Problem requirements:
Exactly repeat the full listing that follows.

Exercise inputs:
....
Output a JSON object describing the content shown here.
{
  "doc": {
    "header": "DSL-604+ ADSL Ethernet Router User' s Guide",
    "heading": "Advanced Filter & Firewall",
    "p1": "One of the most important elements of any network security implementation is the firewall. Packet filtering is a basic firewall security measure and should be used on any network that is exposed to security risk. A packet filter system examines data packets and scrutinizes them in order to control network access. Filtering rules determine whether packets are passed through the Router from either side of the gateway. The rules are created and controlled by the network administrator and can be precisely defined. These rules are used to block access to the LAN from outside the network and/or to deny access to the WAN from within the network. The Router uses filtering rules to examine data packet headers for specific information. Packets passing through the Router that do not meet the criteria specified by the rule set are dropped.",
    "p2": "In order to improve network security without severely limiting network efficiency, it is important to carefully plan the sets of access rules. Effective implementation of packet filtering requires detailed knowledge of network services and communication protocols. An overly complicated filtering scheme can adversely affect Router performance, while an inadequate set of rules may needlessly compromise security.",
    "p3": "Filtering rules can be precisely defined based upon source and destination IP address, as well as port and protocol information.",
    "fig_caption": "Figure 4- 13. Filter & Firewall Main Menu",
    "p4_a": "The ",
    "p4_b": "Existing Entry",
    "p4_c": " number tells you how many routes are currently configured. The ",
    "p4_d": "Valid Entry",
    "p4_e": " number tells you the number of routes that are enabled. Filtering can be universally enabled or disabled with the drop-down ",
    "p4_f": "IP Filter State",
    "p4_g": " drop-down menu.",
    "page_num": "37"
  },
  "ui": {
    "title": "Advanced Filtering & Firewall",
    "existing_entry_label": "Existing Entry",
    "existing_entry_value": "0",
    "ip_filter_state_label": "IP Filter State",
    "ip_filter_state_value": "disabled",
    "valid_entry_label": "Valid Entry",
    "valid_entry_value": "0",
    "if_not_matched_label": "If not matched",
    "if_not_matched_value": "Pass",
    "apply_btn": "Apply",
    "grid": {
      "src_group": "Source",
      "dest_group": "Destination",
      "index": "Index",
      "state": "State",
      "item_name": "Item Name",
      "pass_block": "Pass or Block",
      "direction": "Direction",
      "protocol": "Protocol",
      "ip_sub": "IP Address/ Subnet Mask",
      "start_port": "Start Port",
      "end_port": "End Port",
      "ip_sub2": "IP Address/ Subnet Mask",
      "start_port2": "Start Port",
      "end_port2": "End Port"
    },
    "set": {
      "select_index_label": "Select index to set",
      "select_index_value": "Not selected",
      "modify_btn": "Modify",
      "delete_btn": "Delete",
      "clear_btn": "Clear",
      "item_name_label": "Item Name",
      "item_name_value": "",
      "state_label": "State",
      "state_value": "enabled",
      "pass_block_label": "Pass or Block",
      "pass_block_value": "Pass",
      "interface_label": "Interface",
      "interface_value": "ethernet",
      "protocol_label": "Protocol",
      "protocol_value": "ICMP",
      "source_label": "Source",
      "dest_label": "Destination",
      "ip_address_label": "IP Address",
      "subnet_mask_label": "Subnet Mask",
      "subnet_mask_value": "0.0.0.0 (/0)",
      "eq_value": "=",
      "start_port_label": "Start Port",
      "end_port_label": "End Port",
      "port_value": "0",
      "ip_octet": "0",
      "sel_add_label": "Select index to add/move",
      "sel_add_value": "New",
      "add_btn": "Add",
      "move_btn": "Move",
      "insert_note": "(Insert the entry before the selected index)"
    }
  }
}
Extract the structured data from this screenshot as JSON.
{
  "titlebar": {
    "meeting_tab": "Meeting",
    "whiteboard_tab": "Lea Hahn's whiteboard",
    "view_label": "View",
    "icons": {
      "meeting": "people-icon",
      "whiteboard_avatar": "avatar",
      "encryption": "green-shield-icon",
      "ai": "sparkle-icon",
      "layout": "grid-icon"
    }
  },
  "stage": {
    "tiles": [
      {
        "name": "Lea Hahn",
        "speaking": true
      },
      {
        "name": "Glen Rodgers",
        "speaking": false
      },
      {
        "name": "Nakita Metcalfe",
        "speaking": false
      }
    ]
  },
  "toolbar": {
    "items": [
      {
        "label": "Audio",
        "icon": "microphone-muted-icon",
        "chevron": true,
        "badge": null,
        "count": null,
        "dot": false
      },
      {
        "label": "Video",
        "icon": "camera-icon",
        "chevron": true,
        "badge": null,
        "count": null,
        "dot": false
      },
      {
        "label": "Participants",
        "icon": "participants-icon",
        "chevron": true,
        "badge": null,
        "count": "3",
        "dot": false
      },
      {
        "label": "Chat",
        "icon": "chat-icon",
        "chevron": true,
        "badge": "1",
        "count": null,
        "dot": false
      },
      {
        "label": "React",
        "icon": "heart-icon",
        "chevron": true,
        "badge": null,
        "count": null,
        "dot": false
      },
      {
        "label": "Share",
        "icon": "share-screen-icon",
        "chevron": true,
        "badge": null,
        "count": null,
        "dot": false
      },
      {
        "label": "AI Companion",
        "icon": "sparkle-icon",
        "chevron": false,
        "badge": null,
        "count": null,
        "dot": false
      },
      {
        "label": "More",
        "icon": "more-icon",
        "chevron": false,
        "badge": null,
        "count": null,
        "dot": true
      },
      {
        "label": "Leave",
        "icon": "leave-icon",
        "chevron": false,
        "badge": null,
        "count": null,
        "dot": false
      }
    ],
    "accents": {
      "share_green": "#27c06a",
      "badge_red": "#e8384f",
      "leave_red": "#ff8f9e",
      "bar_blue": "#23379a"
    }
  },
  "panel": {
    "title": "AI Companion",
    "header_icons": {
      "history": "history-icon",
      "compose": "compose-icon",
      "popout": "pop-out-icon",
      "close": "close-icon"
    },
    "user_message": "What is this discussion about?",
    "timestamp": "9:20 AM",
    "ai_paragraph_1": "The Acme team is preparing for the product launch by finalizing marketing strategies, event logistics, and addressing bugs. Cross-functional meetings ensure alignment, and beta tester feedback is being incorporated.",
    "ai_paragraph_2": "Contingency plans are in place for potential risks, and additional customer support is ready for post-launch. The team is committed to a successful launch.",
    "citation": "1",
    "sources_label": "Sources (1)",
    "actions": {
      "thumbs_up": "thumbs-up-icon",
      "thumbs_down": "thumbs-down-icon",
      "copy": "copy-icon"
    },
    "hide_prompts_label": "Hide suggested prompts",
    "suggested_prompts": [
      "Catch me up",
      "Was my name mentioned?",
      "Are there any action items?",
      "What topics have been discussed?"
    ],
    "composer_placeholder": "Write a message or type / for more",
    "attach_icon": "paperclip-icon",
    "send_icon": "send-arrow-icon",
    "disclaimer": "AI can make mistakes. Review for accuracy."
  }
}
....
Worked answer:
Output a JSON object describing the content shown here.
{
  "doc": {
    "header": "DSL-604+ ADSL Ethernet Router User' s Guide",
    "heading": "Advanced Filter & Firewall",
    "p1": "One of the most important elements of any network security implementation is the firewall. Packet filtering is a basic firewall security measure and should be used on any network that is exposed to security risk. A packet filter system examines data packets and scrutinizes them in order to control network access. Filtering rules determine whether packets are passed through the Router from either side of the gateway. The rules are created and controlled by the network administrator and can be precisely defined. These rules are used to block access to the LAN from outside the network and/or to deny access to the WAN from within the network. The Router uses filtering rules to examine data packet headers for specific information. Packets passing through the Router that do not meet the criteria specified by the rule set are dropped.",
    "p2": "In order to improve network security without severely limiting network efficiency, it is important to carefully plan the sets of access rules. Effective implementation of packet filtering requires detailed knowledge of network services and communication protocols. An overly complicated filtering scheme can adversely affect Router performance, while an inadequate set of rules may needlessly compromise security.",
    "p3": "Filtering rules can be precisely defined based upon source and destination IP address, as well as port and protocol information.",
    "fig_caption": "Figure 4- 13. Filter & Firewall Main Menu",
    "p4_a": "The ",
    "p4_b": "Existing Entry",
    "p4_c": " number tells you how many routes are currently configured. The ",
    "p4_d": "Valid Entry",
    "p4_e": " number tells you the number of routes that are enabled. Filtering can be universally enabled or disabled with the drop-down ",
    "p4_f": "IP Filter State",
    "p4_g": " drop-down menu.",
    "page_num": "37"
  },
  "ui": {
    "title": "Advanced Filtering & Firewall",
    "existing_entry_label": "Existing Entry",
    "existing_entry_value": "0",
    "ip_filter_state_label": "IP Filter State",
    "ip_filter_state_value": "disabled",
    "valid_entry_label": "Valid Entry",
    "valid_entry_value": "0",
    "if_not_matched_label": "If not matched",
    "if_not_matched_value": "Pass",
    "apply_btn": "Apply",
    "grid": {
      "src_group": "Source",
      "dest_group": "Destination",
      "index": "Index",
      "state": "State",
      "item_name": "Item Name",
      "pass_block": "Pass or Block",
      "direction": "Direction",
      "protocol": "Protocol",
      "ip_sub": "IP Address/ Subnet Mask",
      "start_port": "Start Port",
      "end_port": "End Port",
      "ip_sub2": "IP Address/ Subnet Mask",
      "start_port2": "Start Port",
      "end_port2": "End Port"
    },
    "set": {
      "select_index_label": "Select index to set",
      "select_index_value": "Not selected",
      "modify_btn": "Modify",
      "delete_btn": "Delete",
      "clear_btn": "Clear",
      "item_name_label": "Item Name",
      "item_name_value": "",
      "state_label": "State",
      "state_value": "enabled",
      "pass_block_label": "Pass or Block",
      "pass_block_value": "Pass",
      "interface_label": "Interface",
      "interface_value": "ethernet",
      "protocol_label": "Protocol",
      "protocol_value": "ICMP",
      "source_label": "Source",
      "dest_label": "Destination",
      "ip_address_label": "IP Address",
      "subnet_mask_label": "Subnet Mask",
      "subnet_mask_value": "0.0.0.0 (/0)",
      "eq_value": "=",
      "start_port_label": "Start Port",
      "end_port_label": "End Port",
      "port_value": "0",
      "ip_octet": "0",
      "sel_add_label": "Select index to add/move",
      "sel_add_value": "New",
      "add_btn": "Add",
      "move_btn": "Move",
      "insert_note": "(Insert the entry before the selected index)"
    }
  }
}
Extract the structured data from this screenshot as JSON.
{
  "titlebar": {
    "meeting_tab": "Meeting",
    "whiteboard_tab": "Lea Hahn's whiteboard",
    "view_label": "View",
    "icons": {
      "meeting": "people-icon",
      "whiteboard_avatar": "avatar",
      "encryption": "green-shield-icon",
      "ai": "sparkle-icon",
      "layout": "grid-icon"
    }
  },
  "stage": {
    "tiles": [
      {
        "name": "Lea Hahn",
        "speaking": true
      },
      {
        "name": "Glen Rodgers",
        "speaking": false
      },
      {
        "name": "Nakita Metcalfe",
        "speaking": false
      }
    ]
  },
  "toolbar": {
    "items": [
      {
        "label": "Audio",
        "icon": "microphone-muted-icon",
        "chevron": true,
        "badge": null,
        "count": null,
        "dot": false
      },
      {
        "label": "Video",
        "icon": "camera-icon",
        "chevron": true,
        "badge": null,
        "count": null,
        "dot": false
      },
      {
        "label": "Participants",
        "icon": "participants-icon",
        "chevron": true,
        "badge": null,
        "count": "3",
        "dot": false
      },
      {
        "label": "Chat",
        "icon": "chat-icon",
        "chevron": true,
        "badge": "1",
        "count": null,
        "dot": false
      },
      {
        "label": "React",
        "icon": "heart-icon",
        "chevron": true,
        "badge": null,
        "count": null,
        "dot": false
      },
      {
        "label": "Share",
        "icon": "share-screen-icon",
        "chevron": true,
        "badge": null,
        "count": null,
        "dot": false
      },
      {
        "label": "AI Companion",
        "icon": "sparkle-icon",
        "chevron": false,
        "badge": null,
        "count": null,
        "dot": false
      },
      {
        "label": "More",
        "icon": "more-icon",
        "chevron": false,
        "badge": null,
        "count": null,
        "dot": true
      },
      {
        "label": "Leave",
        "icon": "leave-icon",
        "chevron": false,
        "badge": null,
        "count": null,
        "dot": false
      }
    ],
    "accents": {
      "share_green": "#27c06a",
      "badge_red": "#e8384f",
      "leave_red": "#ff8f9e",
      "bar_blue": "#23379a"
    }
  },
  "panel": {
    "title": "AI Companion",
    "header_icons": {
      "history": "history-icon",
      "compose": "compose-icon",
      "popout": "pop-out-icon",
      "close": "close-icon"
    },
    "user_message": "What is this discussion about?",
    "timestamp": "9:20 AM",
    "ai_paragraph_1": "The Acme team is preparing for the product launch by finalizing marketing strategies, event logistics, and addressing bugs. Cross-functional meetings ensure alignment, and beta tester feedback is being incorporated.",
    "ai_paragraph_2": "Contingency plans are in place for potential risks, and additional customer support is ready for post-launch. The team is committed to a successful launch.",
    "citation": "1",
    "sources_label": "Sources (1)",
    "actions": {
      "thumbs_up": "thumbs-up-icon",
      "thumbs_down": "thumbs-down-icon",
      "copy": "copy-icon"
    },
    "hide_prompts_label": "Hide suggested prompts",
    "suggested_prompts": [
      "Catch me up",
      "Was my name mentioned?",
      "Are there any action items?",
      "What topics have been discussed?"
    ],
    "composer_placeholder": "Write a message or type / for more",
    "attach_icon": "paperclip-icon",
    "send_icon": "send-arrow-icon",
    "disclaimer": "AI can make mistakes. Review for accuracy."
  }
}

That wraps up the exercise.